WHAT YOU NEED TO DO
Extract the whole listing as it stands. Do not include the pictures.

INPUT DATA
++++++++++

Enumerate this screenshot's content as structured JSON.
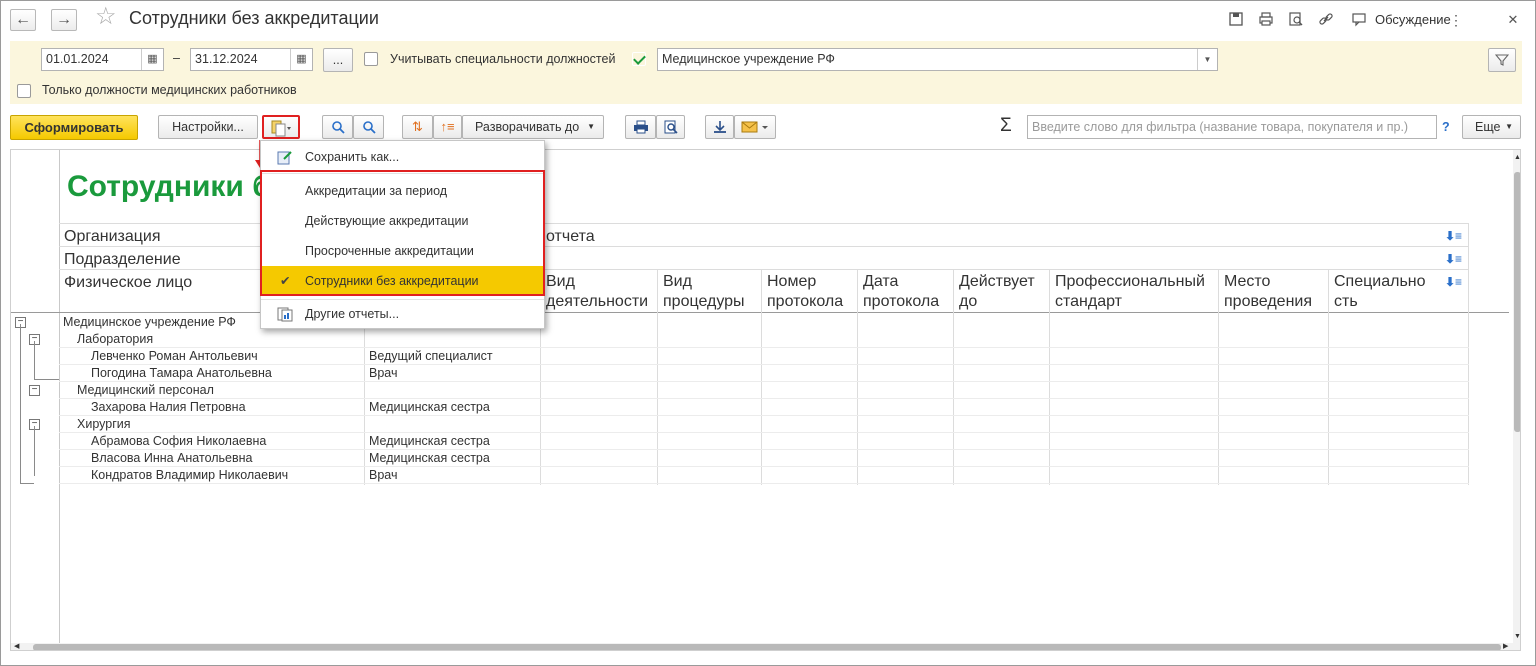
{
  "window": {
    "title": "Сотрудники без аккредитации",
    "discussion_label": "Обсуждение"
  },
  "filters": {
    "date_from": "01.01.2024",
    "date_sep": "–",
    "date_to": "31.12.2024",
    "period_button": "...",
    "use_specialties_label": "Учитывать специальности должностей",
    "use_specialties_checked": false,
    "org_checked": true,
    "organization": "Медицинское учреждение РФ",
    "only_medical_label": "Только должности медицинских работников",
    "only_medical_checked": false
  },
  "toolbar": {
    "generate_label": "Сформировать",
    "settings_label": "Настройки...",
    "expand_label": "Разворачивать до",
    "search_placeholder": "Введите слово для фильтра (название товара, покупателя и пр.)",
    "help_label": "?",
    "more_label": "Еще"
  },
  "dropdown": {
    "save_as": "Сохранить как...",
    "variants": [
      {
        "label": "Аккредитации за период",
        "checked": false
      },
      {
        "label": "Действующие аккредитации",
        "checked": false
      },
      {
        "label": "Просроченные аккредитации",
        "checked": false
      },
      {
        "label": "Сотрудники без аккредитации",
        "checked": true
      }
    ],
    "other_reports": "Другие отчеты..."
  },
  "report": {
    "title": "Сотрудники б",
    "group_headers": [
      "Организация",
      "Подразделение",
      "Физическое лицо"
    ],
    "header_right": "отчета",
    "columns": [
      "Вид\nдеятельности",
      "Вид\nпроцедуры",
      "Номер\nпротокола",
      "Дата\nпротокола",
      "Действует\nдо",
      "Профессиональный\nстандарт",
      "Место\nпроведения",
      "Специально\nсть"
    ],
    "rows": [
      {
        "level": 0,
        "name": "Медицинское учреждение РФ",
        "position": ""
      },
      {
        "level": 1,
        "name": "Лаборатория",
        "position": ""
      },
      {
        "level": 2,
        "name": "Левченко Роман Антольевич",
        "position": "Ведущий специалист"
      },
      {
        "level": 2,
        "name": "Погодина Тамара Анатольевна",
        "position": "Врач"
      },
      {
        "level": 1,
        "name": "Медицинский персонал",
        "position": ""
      },
      {
        "level": 2,
        "name": "Захарова Налия Петровна",
        "position": "Медицинская сестра"
      },
      {
        "level": 1,
        "name": "Хирургия",
        "position": ""
      },
      {
        "level": 2,
        "name": "Абрамова София Николаевна",
        "position": "Медицинская сестра"
      },
      {
        "level": 2,
        "name": "Власова Инна Анатольевна",
        "position": "Медицинская сестра"
      },
      {
        "level": 2,
        "name": "Кондратов Владимир Николаевич",
        "position": "Врач"
      }
    ]
  },
  "colors": {
    "accent_yellow": "#f5c900",
    "title_green": "#1a9a3c",
    "highlight_red": "#e02020",
    "panel_bg": "#fbf6dd"
  }
}
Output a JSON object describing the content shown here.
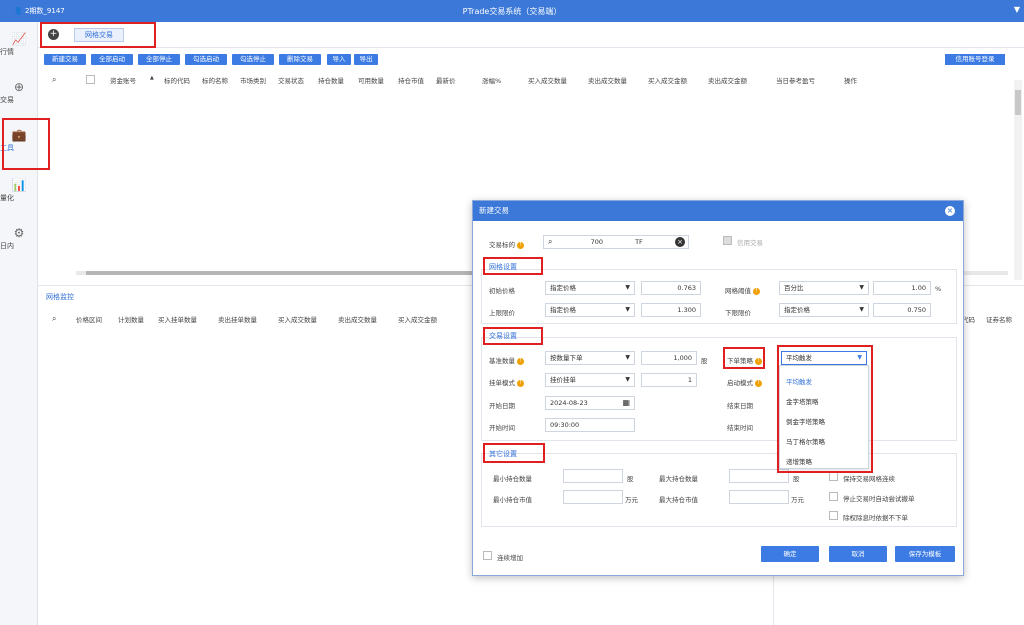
{
  "topbar": {
    "user": "2期数_9147",
    "title": "PTrade交易系统（交易端）",
    "menu_icon": "▼"
  },
  "nav": [
    {
      "label": "行情",
      "icon": "chart-icon",
      "glyph": "📈"
    },
    {
      "label": "交易",
      "icon": "trade-icon",
      "glyph": "⊕"
    },
    {
      "label": "工具",
      "icon": "toolbox-icon",
      "glyph": "💼"
    },
    {
      "label": "量化",
      "icon": "quant-icon",
      "glyph": "📊"
    },
    {
      "label": "日内",
      "icon": "intraday-icon",
      "glyph": "⚙"
    }
  ],
  "tabs": {
    "add_glyph": "+",
    "active": "网格交易"
  },
  "toolbar": {
    "buttons": [
      "新建交易",
      "全部启动",
      "全部停止",
      "勾选启动",
      "勾选停止",
      "删除交易",
      "导入",
      "导出"
    ],
    "credit_login": "信用账号登录"
  },
  "table_headers": [
    "资金账号",
    "标的代码",
    "标的名称",
    "市场类别",
    "交易状态",
    "持仓数量",
    "可用数量",
    "持仓市值",
    "最新价",
    "涨幅%",
    "买入成交数量",
    "卖出成交数量",
    "买入成交金额",
    "卖出成交金额",
    "当日参考盈亏",
    "操作"
  ],
  "sort_marker": "▲",
  "bottom": {
    "title": "网格监控",
    "headers": [
      "价格区间",
      "计划数量",
      "买入挂单数量",
      "卖出挂单数量",
      "买入成交数量",
      "卖出成交数量",
      "买入成交金额"
    ],
    "right_headers": [
      "代码",
      "证券名称"
    ]
  },
  "dialog": {
    "title": "新建交易",
    "close": "×",
    "target_label": "交易标的",
    "target_value": "700",
    "target_suffix": "TF",
    "credit_check": "信用交易",
    "grid_section": "网格设置",
    "initial_price_label": "初始价格",
    "initial_price_mode": "指定价格",
    "initial_price_value": "0.763",
    "grid_threshold_label": "网格阈值",
    "grid_threshold_mode": "百分比",
    "grid_threshold_value": "1.00",
    "grid_threshold_unit": "%",
    "upper_label": "上限限价",
    "upper_mode": "指定价格",
    "upper_value": "1.300",
    "lower_label": "下限限价",
    "lower_mode": "指定价格",
    "lower_value": "0.750",
    "trade_section": "交易设置",
    "base_qty_label": "基准数量",
    "base_qty_mode": "按数量下单",
    "base_qty_value": "1,000",
    "base_qty_unit": "股",
    "order_strategy_label": "下单策略",
    "order_strategy_value": "平均触发",
    "hang_mode_label": "挂单模式",
    "hang_mode_value": "挂价挂单",
    "hang_mode_qty": "1",
    "start_mode_label": "启动模式",
    "start_date_label": "开始日期",
    "start_date_value": "2024-08-23",
    "end_date_label": "结束日期",
    "start_time_label": "开始时间",
    "start_time_value": "09:30:00",
    "end_time_label": "结束时间",
    "strategy_options": [
      "平均触发",
      "金字塔策略",
      "倒金字塔策略",
      "马丁格尔策略",
      "递增策略"
    ],
    "other_section": "其它设置",
    "min_pos_qty": "最小持仓数量",
    "max_pos_qty": "最大持仓数量",
    "min_pos_value": "最小持仓市值",
    "max_pos_value": "最大持仓市值",
    "unit_shares": "股",
    "unit_wan": "万元",
    "opt1": "保持交易网格连续",
    "opt2": "停止交易时自动尝试撤单",
    "opt3": "除权除息时依据不下单",
    "continuous_label": "连续增加",
    "ok": "确定",
    "cancel": "取消",
    "save_template": "保存为模板"
  }
}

++++++++++

COMPLETED EXERCISE
Enumerate this screenshot's content as structured JSON.
{
  "window": {
    "title": "Сотрудники без аккредитации",
    "discussion_label": "Обсуждение"
  },
  "filters": {
    "date_from": "01.01.2024",
    "date_sep": "–",
    "date_to": "31.12.2024",
    "period_button": "...",
    "use_specialties_label": "Учитывать специальности должностей",
    "use_specialties_checked": false,
    "org_checked": true,
    "organization": "Медицинское учреждение РФ",
    "only_medical_label": "Только должности медицинских работников",
    "only_medical_checked": false
  },
  "toolbar": {
    "generate_label": "Сформировать",
    "settings_label": "Настройки...",
    "expand_label": "Разворачивать до",
    "search_placeholder": "Введите слово для фильтра (название товара, покупателя и пр.)",
    "help_label": "?",
    "more_label": "Еще"
  },
  "dropdown": {
    "save_as": "Сохранить как...",
    "variants": [
      {
        "label": "Аккредитации за период",
        "checked": false
      },
      {
        "label": "Действующие аккредитации",
        "checked": false
      },
      {
        "label": "Просроченные аккредитации",
        "checked": false
      },
      {
        "label": "Сотрудники без аккредитации",
        "checked": true
      }
    ],
    "other_reports": "Другие отчеты..."
  },
  "report": {
    "title": "Сотрудники б",
    "group_headers": [
      "Организация",
      "Подразделение",
      "Физическое лицо"
    ],
    "header_right": "отчета",
    "columns": [
      "Вид\nдеятельности",
      "Вид\nпроцедуры",
      "Номер\nпротокола",
      "Дата\nпротокола",
      "Действует\nдо",
      "Профессиональный\nстандарт",
      "Место\nпроведения",
      "Специально\nсть"
    ],
    "rows": [
      {
        "level": 0,
        "name": "Медицинское учреждение РФ",
        "position": ""
      },
      {
        "level": 1,
        "name": "Лаборатория",
        "position": ""
      },
      {
        "level": 2,
        "name": "Левченко Роман Антольевич",
        "position": "Ведущий специалист"
      },
      {
        "level": 2,
        "name": "Погодина Тамара Анатольевна",
        "position": "Врач"
      },
      {
        "level": 1,
        "name": "Медицинский персонал",
        "position": ""
      },
      {
        "level": 2,
        "name": "Захарова Налия Петровна",
        "position": "Медицинская сестра"
      },
      {
        "level": 1,
        "name": "Хирургия",
        "position": ""
      },
      {
        "level": 2,
        "name": "Абрамова София Николаевна",
        "position": "Медицинская сестра"
      },
      {
        "level": 2,
        "name": "Власова Инна Анатольевна",
        "position": "Медицинская сестра"
      },
      {
        "level": 2,
        "name": "Кондратов Владимир Николаевич",
        "position": "Врач"
      }
    ]
  },
  "colors": {
    "accent_yellow": "#f5c900",
    "title_green": "#1a9a3c",
    "highlight_red": "#e02020",
    "panel_bg": "#fbf6dd"
  }
}
Output a JSON object describing the content shown here.
{
  "topbar": {
    "user": "2期数_9147",
    "title": "PTrade交易系统（交易端）",
    "menu_icon": "▼"
  },
  "nav": [
    {
      "label": "行情",
      "icon": "chart-icon",
      "glyph": "📈"
    },
    {
      "label": "交易",
      "icon": "trade-icon",
      "glyph": "⊕"
    },
    {
      "label": "工具",
      "icon": "toolbox-icon",
      "glyph": "💼"
    },
    {
      "label": "量化",
      "icon": "quant-icon",
      "glyph": "📊"
    },
    {
      "label": "日内",
      "icon": "intraday-icon",
      "glyph": "⚙"
    }
  ],
  "tabs": {
    "add_glyph": "+",
    "active": "网格交易"
  },
  "toolbar": {
    "buttons": [
      "新建交易",
      "全部启动",
      "全部停止",
      "勾选启动",
      "勾选停止",
      "删除交易",
      "导入",
      "导出"
    ],
    "credit_login": "信用账号登录"
  },
  "table_headers": [
    "资金账号",
    "标的代码",
    "标的名称",
    "市场类别",
    "交易状态",
    "持仓数量",
    "可用数量",
    "持仓市值",
    "最新价",
    "涨幅%",
    "买入成交数量",
    "卖出成交数量",
    "买入成交金额",
    "卖出成交金额",
    "当日参考盈亏",
    "操作"
  ],
  "sort_marker": "▲",
  "bottom": {
    "title": "网格监控",
    "headers": [
      "价格区间",
      "计划数量",
      "买入挂单数量",
      "卖出挂单数量",
      "买入成交数量",
      "卖出成交数量",
      "买入成交金额"
    ],
    "right_headers": [
      "代码",
      "证券名称"
    ]
  },
  "dialog": {
    "title": "新建交易",
    "close": "×",
    "target_label": "交易标的",
    "target_value": "700",
    "target_suffix": "TF",
    "credit_check": "信用交易",
    "grid_section": "网格设置",
    "initial_price_label": "初始价格",
    "initial_price_mode": "指定价格",
    "initial_price_value": "0.763",
    "grid_threshold_label": "网格阈值",
    "grid_threshold_mode": "百分比",
    "grid_threshold_value": "1.00",
    "grid_threshold_unit": "%",
    "upper_label": "上限限价",
    "upper_mode": "指定价格",
    "upper_value": "1.300",
    "lower_label": "下限限价",
    "lower_mode": "指定价格",
    "lower_value": "0.750",
    "trade_section": "交易设置",
    "base_qty_label": "基准数量",
    "base_qty_mode": "按数量下单",
    "base_qty_value": "1,000",
    "base_qty_unit": "股",
    "order_strategy_label": "下单策略",
    "order_strategy_value": "平均触发",
    "hang_mode_label": "挂单模式",
    "hang_mode_value": "挂价挂单",
    "hang_mode_qty": "1",
    "start_mode_label": "启动模式",
    "start_date_label": "开始日期",
    "start_date_value": "2024-08-23",
    "end_date_label": "结束日期",
    "start_time_label": "开始时间",
    "start_time_value": "09:30:00",
    "end_time_label": "结束时间",
    "strategy_options": [
      "平均触发",
      "金字塔策略",
      "倒金字塔策略",
      "马丁格尔策略",
      "递增策略"
    ],
    "other_section": "其它设置",
    "min_pos_qty": "最小持仓数量",
    "max_pos_qty": "最大持仓数量",
    "min_pos_value": "最小持仓市值",
    "max_pos_value": "最大持仓市值",
    "unit_shares": "股",
    "unit_wan": "万元",
    "opt1": "保持交易网格连续",
    "opt2": "停止交易时自动尝试撤单",
    "opt3": "除权除息时依据不下单",
    "continuous_label": "连续增加",
    "ok": "确定",
    "cancel": "取消",
    "save_template": "保存为模板"
  }
}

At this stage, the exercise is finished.